* _Data records_:
━━━

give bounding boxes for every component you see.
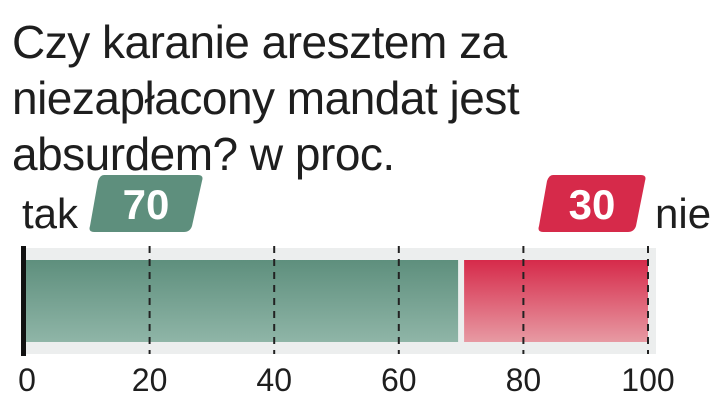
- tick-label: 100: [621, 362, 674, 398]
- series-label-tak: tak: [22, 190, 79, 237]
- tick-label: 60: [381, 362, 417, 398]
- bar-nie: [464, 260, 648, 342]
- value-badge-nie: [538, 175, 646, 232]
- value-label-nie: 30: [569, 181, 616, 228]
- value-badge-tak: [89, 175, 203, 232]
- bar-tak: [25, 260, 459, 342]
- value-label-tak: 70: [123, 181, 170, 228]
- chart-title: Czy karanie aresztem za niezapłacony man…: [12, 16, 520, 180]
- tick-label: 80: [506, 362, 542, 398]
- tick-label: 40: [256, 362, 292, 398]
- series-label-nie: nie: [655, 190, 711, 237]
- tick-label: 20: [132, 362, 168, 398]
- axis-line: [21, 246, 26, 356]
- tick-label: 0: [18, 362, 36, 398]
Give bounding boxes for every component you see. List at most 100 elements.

━━━

* _TASK TO COMPLETE_: Reproduce the lines of the records above verbatim, all of them, omitting the pictures.

* _THE REPLY_:
give bounding boxes for every component you see.
- tick-label: 100: [621, 362, 674, 398]
- series-label-tak: tak: [22, 190, 79, 237]
- tick-label: 60: [381, 362, 417, 398]
- bar-nie: [464, 260, 648, 342]
- value-badge-nie: [538, 175, 646, 232]
- value-label-nie: 30: [569, 181, 616, 228]
- value-badge-tak: [89, 175, 203, 232]
- bar-tak: [25, 260, 459, 342]
- value-label-tak: 70: [123, 181, 170, 228]
- chart-title: Czy karanie aresztem za niezapłacony man…: [12, 16, 520, 180]
- tick-label: 80: [506, 362, 542, 398]
- tick-label: 40: [256, 362, 292, 398]
- series-label-nie: nie: [655, 190, 711, 237]
- tick-label: 20: [132, 362, 168, 398]
- axis-line: [21, 246, 26, 356]
- tick-label: 0: [18, 362, 36, 398]
Give bounding boxes for every component you see. List at most 100 elements.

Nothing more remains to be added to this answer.